Select the lines that contain "type" and copy each of them.
--- Start RECORDED DATA ---
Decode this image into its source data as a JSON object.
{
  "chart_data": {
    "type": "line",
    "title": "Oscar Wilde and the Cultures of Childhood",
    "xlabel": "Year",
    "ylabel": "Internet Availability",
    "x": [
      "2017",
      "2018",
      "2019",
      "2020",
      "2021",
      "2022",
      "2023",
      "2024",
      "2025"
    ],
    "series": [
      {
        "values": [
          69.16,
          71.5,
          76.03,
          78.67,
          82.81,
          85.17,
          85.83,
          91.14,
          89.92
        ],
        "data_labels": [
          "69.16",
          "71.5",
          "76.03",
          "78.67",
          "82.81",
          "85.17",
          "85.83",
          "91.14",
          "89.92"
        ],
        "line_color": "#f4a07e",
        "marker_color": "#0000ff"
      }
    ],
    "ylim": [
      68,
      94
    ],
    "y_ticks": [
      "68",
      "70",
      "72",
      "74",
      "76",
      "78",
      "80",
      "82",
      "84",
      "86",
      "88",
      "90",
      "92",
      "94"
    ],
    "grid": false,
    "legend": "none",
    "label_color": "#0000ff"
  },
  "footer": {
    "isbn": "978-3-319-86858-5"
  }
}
--- End RECORDED DATA ---
--- Start RECORDED DATA ---
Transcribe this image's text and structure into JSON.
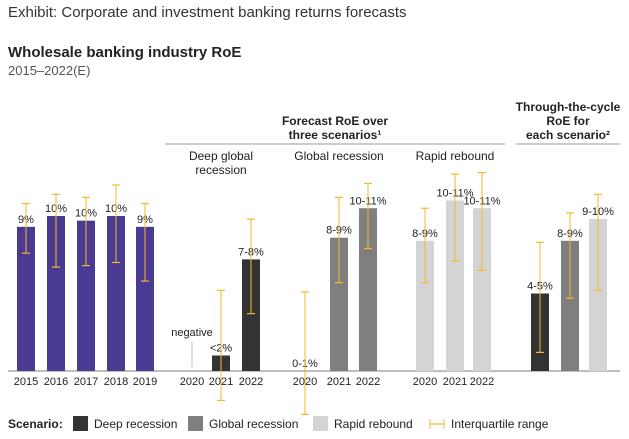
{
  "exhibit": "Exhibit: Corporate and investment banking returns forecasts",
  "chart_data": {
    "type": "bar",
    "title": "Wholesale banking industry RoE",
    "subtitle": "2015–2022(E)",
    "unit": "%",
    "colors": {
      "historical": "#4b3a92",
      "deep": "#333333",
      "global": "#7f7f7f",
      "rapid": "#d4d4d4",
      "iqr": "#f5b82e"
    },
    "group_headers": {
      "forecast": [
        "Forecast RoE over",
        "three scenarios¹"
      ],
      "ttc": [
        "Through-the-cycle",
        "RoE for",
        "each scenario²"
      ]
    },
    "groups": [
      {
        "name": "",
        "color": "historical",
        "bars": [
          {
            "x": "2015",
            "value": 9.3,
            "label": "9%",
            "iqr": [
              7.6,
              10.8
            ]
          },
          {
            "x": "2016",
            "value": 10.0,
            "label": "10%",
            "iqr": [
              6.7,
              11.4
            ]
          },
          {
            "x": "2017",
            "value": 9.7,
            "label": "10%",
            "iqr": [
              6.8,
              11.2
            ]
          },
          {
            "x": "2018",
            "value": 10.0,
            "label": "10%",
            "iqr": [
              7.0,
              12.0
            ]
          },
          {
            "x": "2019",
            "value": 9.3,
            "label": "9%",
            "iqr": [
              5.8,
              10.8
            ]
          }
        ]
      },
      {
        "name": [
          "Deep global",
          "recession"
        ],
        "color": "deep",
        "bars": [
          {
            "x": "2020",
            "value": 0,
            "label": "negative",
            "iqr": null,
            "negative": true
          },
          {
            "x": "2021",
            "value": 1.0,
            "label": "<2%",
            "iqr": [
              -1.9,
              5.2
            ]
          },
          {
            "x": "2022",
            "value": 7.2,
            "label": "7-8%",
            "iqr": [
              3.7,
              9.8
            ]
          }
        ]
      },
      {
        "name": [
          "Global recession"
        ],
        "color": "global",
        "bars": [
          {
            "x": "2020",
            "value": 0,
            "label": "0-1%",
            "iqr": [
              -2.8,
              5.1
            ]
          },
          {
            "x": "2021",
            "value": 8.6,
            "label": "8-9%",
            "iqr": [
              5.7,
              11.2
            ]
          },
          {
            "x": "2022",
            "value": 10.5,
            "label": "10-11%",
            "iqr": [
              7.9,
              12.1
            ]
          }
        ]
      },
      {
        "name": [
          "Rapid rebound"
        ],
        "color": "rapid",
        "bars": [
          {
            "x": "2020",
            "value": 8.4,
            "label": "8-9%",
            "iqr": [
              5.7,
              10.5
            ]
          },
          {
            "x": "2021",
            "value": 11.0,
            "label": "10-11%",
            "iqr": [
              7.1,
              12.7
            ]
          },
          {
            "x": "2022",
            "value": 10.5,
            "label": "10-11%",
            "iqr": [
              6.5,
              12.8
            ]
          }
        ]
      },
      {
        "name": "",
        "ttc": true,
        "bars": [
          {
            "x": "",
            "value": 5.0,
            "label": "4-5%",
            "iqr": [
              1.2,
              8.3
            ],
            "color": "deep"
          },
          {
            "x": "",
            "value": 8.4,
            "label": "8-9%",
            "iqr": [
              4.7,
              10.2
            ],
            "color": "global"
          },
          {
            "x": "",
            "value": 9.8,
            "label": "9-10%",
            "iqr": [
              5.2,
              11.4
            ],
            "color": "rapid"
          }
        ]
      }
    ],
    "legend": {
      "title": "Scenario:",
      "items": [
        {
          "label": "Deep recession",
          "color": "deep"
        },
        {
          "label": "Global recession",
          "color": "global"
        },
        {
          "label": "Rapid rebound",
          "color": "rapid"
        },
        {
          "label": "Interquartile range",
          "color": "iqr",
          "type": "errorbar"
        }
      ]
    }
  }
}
--- End RECORDED DATA ---
--- Start RECORDED DATA ---
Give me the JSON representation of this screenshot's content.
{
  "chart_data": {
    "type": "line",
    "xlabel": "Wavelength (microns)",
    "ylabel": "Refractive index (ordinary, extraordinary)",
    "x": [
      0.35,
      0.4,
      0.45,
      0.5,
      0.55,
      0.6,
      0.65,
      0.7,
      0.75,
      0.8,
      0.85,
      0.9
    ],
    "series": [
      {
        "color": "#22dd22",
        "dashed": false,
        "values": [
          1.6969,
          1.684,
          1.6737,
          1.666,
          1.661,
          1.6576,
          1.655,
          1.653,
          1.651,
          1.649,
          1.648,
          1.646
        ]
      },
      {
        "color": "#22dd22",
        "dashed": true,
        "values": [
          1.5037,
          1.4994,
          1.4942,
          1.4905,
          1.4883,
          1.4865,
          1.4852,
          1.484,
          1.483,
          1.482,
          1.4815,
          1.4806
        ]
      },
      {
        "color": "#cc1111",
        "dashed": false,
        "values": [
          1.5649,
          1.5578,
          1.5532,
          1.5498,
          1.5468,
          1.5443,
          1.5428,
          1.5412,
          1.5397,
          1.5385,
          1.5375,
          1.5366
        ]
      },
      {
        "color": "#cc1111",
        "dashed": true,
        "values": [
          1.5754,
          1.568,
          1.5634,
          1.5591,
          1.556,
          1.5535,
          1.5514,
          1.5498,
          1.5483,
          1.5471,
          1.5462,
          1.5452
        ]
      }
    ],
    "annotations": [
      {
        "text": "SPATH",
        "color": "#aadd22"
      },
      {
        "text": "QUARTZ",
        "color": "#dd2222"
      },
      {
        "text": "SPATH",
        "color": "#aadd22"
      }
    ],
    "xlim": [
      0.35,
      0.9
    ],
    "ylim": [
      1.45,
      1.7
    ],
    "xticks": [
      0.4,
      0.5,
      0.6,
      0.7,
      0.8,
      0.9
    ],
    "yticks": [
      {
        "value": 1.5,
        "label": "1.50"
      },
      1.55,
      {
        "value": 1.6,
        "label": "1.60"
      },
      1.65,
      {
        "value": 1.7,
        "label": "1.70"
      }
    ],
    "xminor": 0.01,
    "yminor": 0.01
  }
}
--- End RECORDED DATA ---
▸ ANSWER BELOW
    "type": "line",
    "type": "bar",
          "type": "errorbar"
    "type": "line",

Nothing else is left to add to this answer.